* Problem details *
Can you edit the records from the start through the line with "table-row: DDPM [25]", swapping every "value-cell" for "data-cell" and leaving everything else unchanged?

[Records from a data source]
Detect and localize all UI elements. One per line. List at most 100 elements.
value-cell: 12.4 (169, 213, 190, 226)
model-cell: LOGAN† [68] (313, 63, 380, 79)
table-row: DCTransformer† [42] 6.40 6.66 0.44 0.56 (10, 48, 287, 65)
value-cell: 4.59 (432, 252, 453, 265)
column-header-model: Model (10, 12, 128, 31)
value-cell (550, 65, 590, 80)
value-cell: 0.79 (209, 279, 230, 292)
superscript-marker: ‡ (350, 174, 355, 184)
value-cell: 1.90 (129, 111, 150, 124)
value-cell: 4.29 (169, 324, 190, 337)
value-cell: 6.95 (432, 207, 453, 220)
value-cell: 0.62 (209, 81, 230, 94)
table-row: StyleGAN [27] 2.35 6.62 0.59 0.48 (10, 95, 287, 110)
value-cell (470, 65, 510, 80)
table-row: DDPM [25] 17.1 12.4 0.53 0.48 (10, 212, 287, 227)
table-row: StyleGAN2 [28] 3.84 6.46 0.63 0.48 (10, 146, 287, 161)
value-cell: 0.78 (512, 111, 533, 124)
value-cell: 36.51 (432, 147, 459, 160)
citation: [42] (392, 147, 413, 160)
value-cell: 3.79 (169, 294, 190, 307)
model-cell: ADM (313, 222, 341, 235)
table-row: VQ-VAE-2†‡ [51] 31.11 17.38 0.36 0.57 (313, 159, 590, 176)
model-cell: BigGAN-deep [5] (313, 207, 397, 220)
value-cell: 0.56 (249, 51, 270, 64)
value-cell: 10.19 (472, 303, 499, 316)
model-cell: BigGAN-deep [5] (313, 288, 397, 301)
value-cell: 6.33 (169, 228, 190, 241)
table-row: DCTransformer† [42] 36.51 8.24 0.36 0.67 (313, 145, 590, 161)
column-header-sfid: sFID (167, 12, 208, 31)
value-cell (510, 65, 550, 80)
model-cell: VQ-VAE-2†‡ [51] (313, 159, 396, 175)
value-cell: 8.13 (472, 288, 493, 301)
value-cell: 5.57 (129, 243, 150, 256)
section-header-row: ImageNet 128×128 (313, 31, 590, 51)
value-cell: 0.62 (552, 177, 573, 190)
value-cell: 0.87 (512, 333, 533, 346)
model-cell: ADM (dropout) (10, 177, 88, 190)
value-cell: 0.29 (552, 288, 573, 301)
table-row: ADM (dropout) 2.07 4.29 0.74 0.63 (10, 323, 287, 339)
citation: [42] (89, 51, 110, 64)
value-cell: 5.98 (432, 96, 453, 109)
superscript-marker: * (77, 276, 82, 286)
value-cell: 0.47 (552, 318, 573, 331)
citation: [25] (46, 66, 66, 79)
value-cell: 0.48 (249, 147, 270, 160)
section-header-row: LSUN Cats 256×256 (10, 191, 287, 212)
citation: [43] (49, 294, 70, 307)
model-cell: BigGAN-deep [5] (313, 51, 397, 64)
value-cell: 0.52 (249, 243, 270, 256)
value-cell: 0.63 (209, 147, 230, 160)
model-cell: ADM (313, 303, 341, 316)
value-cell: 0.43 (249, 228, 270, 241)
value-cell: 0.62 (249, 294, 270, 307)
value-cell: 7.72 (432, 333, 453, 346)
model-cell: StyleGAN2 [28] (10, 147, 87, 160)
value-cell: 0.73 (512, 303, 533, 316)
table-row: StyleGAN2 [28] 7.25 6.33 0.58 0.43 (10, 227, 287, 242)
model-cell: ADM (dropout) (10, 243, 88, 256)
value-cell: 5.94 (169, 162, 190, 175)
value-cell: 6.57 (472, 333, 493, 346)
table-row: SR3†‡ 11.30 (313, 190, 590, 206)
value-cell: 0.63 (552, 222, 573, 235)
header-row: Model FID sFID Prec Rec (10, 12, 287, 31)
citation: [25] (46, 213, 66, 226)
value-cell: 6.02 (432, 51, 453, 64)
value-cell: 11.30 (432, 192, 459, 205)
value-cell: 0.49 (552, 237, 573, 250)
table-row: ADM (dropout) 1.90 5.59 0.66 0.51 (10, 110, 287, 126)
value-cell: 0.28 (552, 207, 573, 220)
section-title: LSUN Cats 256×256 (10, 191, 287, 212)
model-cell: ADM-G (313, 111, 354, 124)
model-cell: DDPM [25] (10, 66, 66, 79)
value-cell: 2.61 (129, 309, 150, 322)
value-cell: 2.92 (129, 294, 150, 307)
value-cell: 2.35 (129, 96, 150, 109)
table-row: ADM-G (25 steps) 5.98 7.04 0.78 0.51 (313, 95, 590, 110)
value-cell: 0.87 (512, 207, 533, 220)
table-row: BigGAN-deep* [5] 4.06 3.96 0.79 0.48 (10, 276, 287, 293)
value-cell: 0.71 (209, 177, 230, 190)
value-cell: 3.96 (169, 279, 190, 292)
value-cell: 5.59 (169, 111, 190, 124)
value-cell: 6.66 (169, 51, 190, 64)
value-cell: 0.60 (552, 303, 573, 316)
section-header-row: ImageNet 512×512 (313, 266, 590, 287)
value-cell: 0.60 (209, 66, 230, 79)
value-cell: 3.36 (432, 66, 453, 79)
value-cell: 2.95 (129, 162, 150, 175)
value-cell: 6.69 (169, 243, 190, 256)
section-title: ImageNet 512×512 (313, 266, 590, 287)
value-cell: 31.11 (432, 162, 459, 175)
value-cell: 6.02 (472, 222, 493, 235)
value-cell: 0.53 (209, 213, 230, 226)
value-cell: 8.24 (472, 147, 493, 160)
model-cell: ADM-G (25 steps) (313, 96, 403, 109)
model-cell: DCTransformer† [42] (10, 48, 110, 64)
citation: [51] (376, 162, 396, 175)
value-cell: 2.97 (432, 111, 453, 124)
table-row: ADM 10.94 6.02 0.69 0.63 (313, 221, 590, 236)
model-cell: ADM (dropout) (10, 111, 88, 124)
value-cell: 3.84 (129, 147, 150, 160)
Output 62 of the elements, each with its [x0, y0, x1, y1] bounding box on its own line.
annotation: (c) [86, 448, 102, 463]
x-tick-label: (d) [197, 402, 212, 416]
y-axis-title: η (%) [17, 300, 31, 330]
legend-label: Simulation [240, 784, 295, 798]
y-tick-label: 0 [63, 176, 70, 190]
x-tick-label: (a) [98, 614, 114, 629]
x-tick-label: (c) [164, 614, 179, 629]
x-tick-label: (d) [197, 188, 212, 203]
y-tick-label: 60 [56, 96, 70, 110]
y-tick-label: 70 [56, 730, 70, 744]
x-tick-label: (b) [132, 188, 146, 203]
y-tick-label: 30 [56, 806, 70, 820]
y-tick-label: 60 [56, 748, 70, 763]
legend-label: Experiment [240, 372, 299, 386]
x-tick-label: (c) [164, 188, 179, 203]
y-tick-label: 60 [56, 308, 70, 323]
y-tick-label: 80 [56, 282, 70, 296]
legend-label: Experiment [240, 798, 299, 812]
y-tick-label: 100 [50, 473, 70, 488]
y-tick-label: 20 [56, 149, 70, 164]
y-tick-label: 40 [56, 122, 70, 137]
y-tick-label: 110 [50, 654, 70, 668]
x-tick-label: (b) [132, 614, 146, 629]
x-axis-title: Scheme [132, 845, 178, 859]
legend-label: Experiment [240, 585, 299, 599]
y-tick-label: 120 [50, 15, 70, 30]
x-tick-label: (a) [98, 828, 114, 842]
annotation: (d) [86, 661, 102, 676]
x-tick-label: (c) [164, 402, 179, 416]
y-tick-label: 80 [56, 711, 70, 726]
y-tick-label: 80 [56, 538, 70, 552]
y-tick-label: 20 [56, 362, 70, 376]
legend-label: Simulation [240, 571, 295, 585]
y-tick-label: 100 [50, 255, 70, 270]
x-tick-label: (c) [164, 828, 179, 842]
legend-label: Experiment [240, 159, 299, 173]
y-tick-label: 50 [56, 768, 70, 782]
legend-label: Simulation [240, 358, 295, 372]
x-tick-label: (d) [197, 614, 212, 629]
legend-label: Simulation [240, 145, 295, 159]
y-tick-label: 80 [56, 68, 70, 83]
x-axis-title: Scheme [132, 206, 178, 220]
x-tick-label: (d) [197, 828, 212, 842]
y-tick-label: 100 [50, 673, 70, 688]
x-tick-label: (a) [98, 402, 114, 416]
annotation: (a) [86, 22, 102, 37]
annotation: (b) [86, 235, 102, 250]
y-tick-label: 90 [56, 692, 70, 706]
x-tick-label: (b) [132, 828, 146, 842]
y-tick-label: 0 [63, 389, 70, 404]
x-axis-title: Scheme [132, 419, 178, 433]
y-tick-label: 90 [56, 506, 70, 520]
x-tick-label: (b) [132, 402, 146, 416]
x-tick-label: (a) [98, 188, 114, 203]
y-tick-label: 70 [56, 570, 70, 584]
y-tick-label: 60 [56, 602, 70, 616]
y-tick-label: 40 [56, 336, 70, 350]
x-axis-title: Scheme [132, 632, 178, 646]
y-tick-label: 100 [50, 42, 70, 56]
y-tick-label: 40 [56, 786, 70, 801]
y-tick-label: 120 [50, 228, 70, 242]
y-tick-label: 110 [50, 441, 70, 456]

* Finished exercise *
Detect and localize all UI elements. One per line. List at most 100 elements.
data-cell: 12.4 (169, 213, 190, 226)
model-cell: LOGAN† [68] (313, 63, 380, 79)
table-row: DCTransformer† [42] 6.40 6.66 0.44 0.56 (10, 48, 287, 65)
data-cell: 4.59 (432, 252, 453, 265)
column-header-model: Model (10, 12, 128, 31)
data-cell (550, 65, 590, 80)
data-cell: 0.79 (209, 279, 230, 292)
superscript-marker: ‡ (350, 174, 355, 184)
data-cell: 1.90 (129, 111, 150, 124)
data-cell: 4.29 (169, 324, 190, 337)
data-cell: 6.95 (432, 207, 453, 220)
data-cell: 0.62 (209, 81, 230, 94)
table-row: StyleGAN [27] 2.35 6.62 0.59 0.48 (10, 95, 287, 110)
data-cell (470, 65, 510, 80)
table-row: DDPM [25] 17.1 12.4 0.53 0.48 (10, 212, 287, 227)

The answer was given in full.